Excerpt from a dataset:
__________

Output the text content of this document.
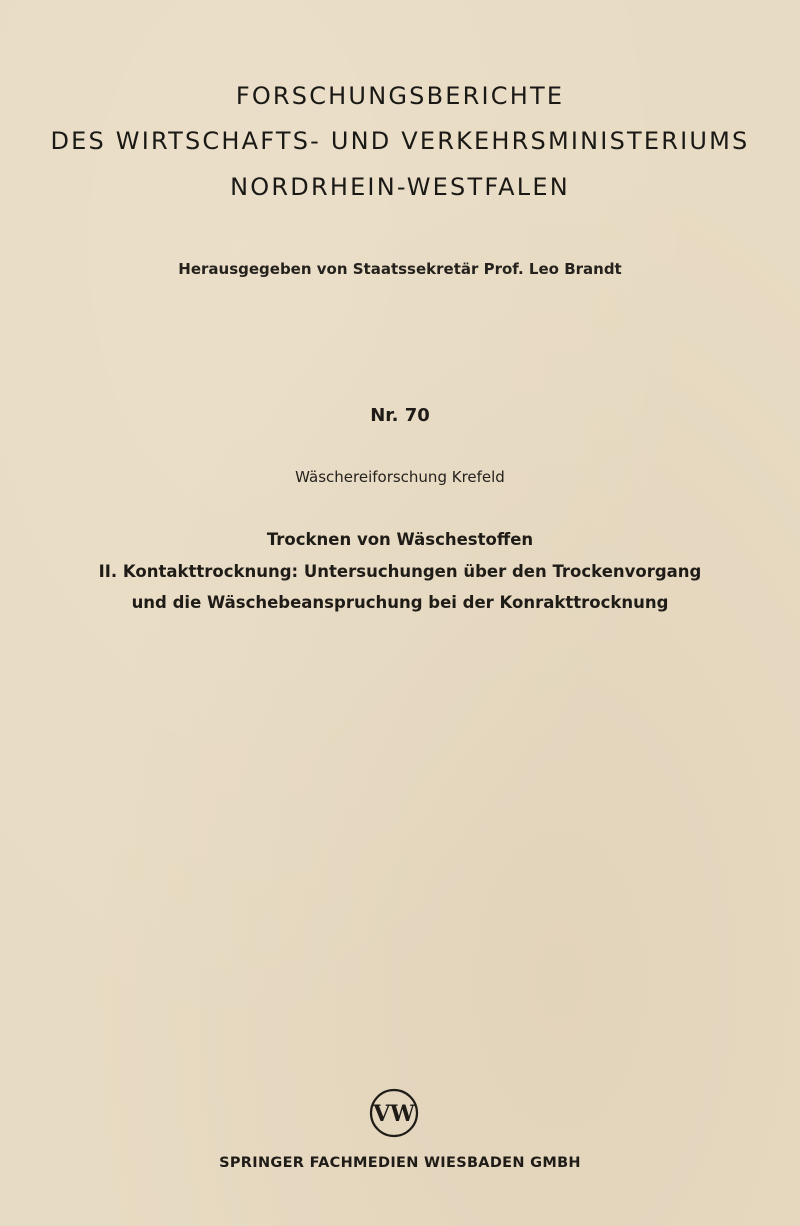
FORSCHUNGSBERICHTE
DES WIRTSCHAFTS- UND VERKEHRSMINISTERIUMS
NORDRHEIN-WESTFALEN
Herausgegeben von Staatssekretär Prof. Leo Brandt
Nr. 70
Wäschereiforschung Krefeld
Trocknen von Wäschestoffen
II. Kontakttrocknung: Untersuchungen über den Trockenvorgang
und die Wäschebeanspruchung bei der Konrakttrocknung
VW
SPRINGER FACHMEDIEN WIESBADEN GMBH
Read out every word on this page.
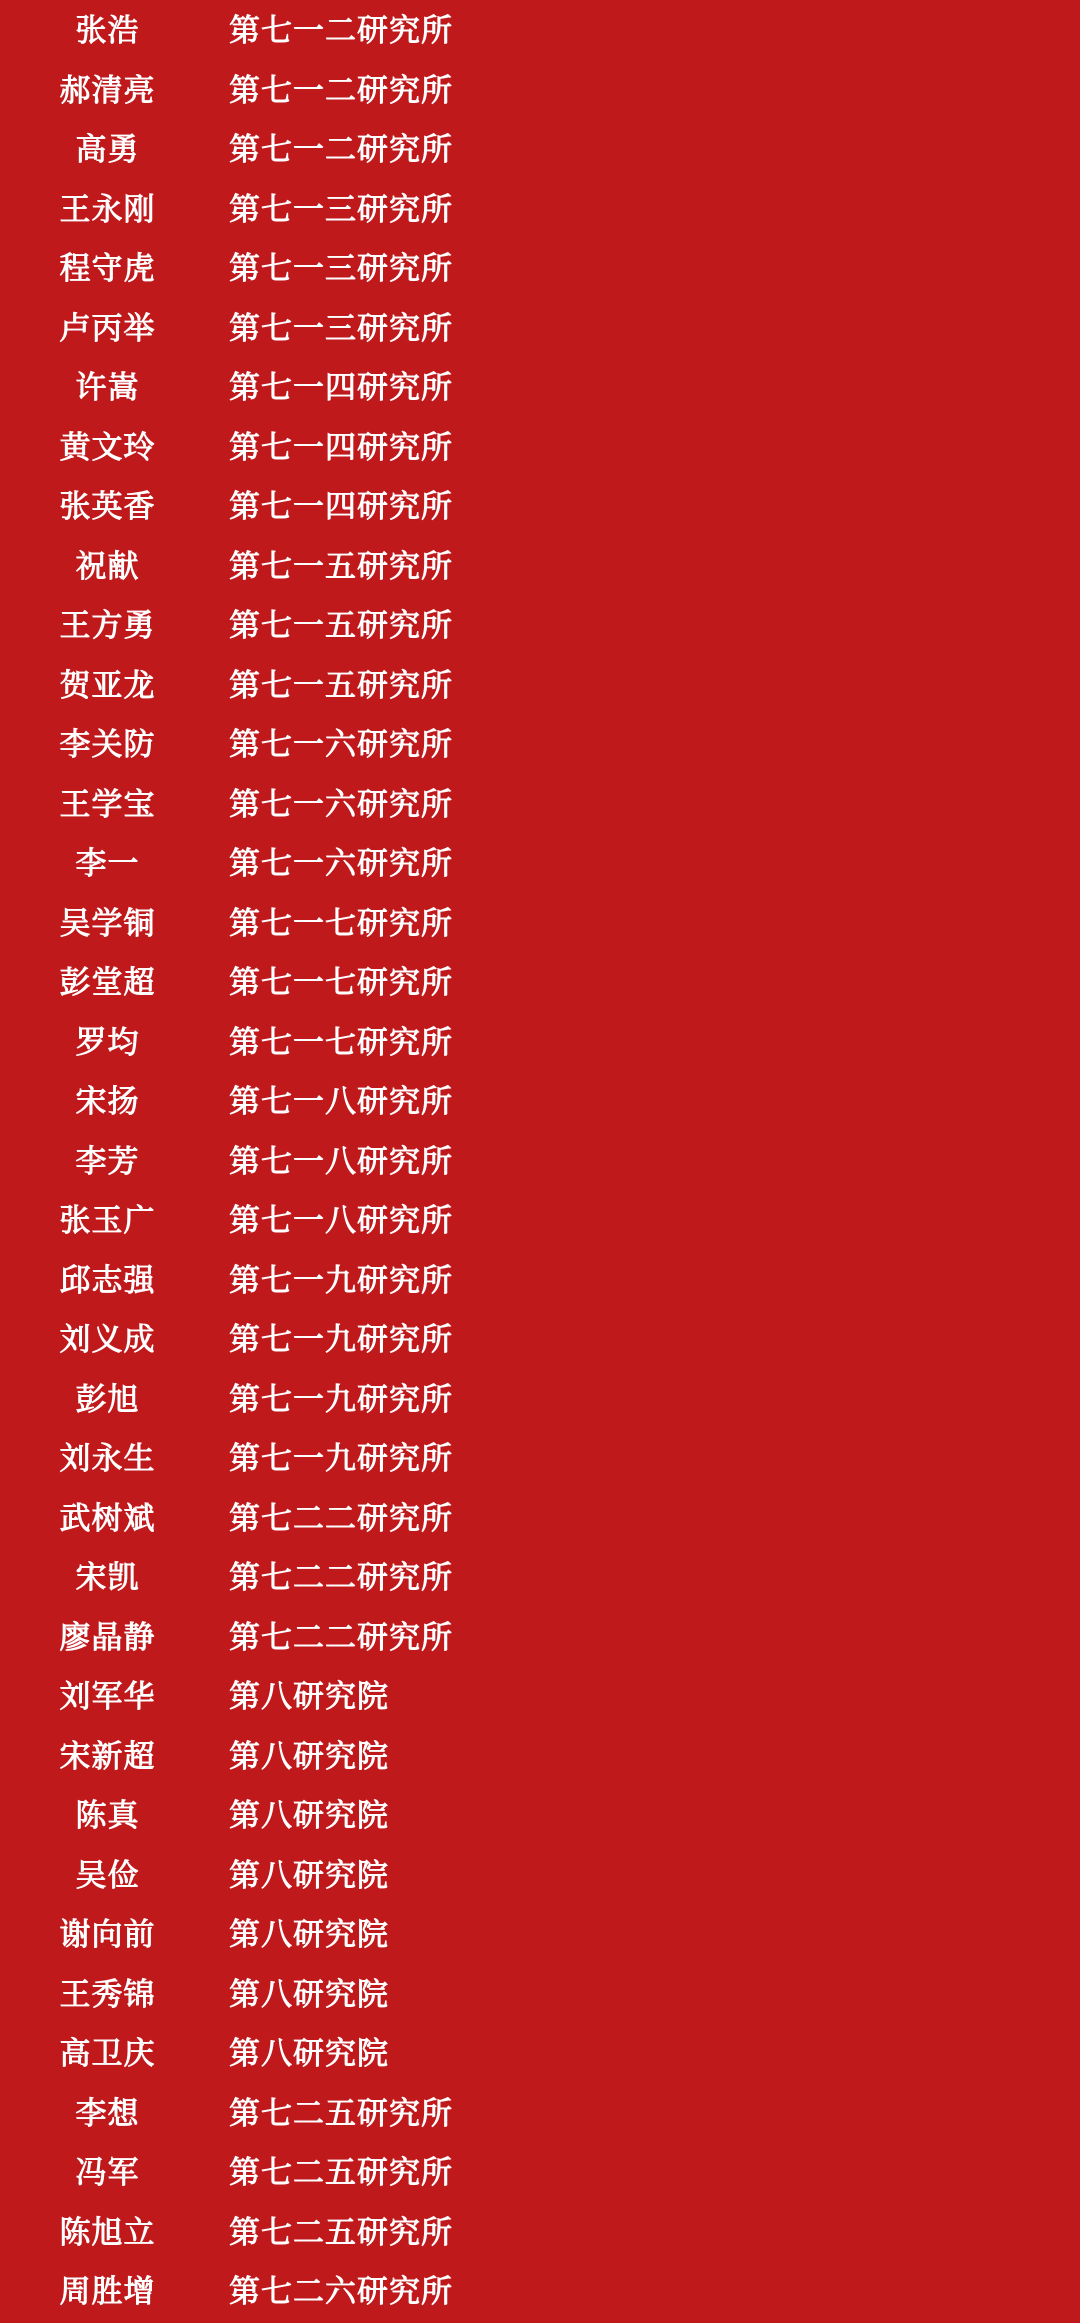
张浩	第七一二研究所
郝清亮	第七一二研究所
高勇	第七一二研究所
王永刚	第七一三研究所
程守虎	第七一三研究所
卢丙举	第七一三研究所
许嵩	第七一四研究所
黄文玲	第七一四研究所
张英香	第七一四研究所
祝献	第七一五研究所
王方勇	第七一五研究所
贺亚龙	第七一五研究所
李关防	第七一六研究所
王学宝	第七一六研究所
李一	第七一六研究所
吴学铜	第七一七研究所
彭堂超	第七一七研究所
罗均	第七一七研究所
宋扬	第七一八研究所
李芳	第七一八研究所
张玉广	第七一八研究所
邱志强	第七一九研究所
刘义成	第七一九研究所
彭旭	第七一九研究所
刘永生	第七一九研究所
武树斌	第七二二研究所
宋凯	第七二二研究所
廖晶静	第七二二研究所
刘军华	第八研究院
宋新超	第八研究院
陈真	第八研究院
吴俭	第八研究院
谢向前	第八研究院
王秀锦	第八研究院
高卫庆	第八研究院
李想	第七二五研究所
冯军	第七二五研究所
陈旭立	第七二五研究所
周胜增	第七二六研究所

__________

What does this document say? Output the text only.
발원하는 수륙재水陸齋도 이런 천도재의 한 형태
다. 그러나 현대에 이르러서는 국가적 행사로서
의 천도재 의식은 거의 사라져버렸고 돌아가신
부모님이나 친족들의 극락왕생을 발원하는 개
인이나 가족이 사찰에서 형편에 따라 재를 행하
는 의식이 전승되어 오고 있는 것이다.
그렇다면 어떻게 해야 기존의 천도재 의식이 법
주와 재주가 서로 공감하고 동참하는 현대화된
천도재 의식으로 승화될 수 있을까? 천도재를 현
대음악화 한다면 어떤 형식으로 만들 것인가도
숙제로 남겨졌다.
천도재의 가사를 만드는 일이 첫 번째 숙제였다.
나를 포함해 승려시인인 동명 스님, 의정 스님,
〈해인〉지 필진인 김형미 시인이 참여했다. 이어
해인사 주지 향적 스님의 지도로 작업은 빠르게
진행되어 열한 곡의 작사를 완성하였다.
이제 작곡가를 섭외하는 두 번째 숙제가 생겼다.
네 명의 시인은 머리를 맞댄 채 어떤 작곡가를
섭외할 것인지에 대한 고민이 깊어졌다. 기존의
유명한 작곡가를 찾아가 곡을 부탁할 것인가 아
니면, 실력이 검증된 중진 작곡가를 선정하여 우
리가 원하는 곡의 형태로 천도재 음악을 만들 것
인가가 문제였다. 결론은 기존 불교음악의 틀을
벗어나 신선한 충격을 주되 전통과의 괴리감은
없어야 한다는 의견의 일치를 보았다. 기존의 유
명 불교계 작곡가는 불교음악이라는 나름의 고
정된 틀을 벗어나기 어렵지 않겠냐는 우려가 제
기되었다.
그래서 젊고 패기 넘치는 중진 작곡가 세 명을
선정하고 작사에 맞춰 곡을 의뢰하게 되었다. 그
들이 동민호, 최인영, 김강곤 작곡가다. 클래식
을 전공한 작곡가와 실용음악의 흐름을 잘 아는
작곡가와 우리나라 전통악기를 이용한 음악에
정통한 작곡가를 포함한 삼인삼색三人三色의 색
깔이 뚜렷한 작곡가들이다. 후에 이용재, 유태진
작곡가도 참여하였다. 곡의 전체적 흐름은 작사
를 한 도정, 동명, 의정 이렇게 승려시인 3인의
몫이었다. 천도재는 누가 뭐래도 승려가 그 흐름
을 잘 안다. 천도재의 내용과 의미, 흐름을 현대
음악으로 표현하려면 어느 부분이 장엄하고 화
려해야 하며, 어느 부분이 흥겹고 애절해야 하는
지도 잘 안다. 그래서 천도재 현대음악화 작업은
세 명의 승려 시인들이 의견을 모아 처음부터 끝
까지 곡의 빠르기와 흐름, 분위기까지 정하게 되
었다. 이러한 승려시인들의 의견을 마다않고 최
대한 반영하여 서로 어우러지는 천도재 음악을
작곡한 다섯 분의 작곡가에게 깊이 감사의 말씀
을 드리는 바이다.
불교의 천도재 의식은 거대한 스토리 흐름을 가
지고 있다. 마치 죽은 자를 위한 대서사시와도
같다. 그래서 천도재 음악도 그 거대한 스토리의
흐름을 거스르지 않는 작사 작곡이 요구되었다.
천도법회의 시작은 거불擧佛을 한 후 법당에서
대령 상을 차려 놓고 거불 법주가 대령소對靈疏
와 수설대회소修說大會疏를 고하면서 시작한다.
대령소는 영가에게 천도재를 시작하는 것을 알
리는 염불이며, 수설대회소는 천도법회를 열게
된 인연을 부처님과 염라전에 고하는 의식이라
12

__________

**Problem details**
Scan the lines above for "발원하는", then copy every one that has it.

**Written answer**
발원하는 수륙재水陸齋도 이런 천도재의 한 형태
부모님이나 친족들의 극락왕생을 발원하는 개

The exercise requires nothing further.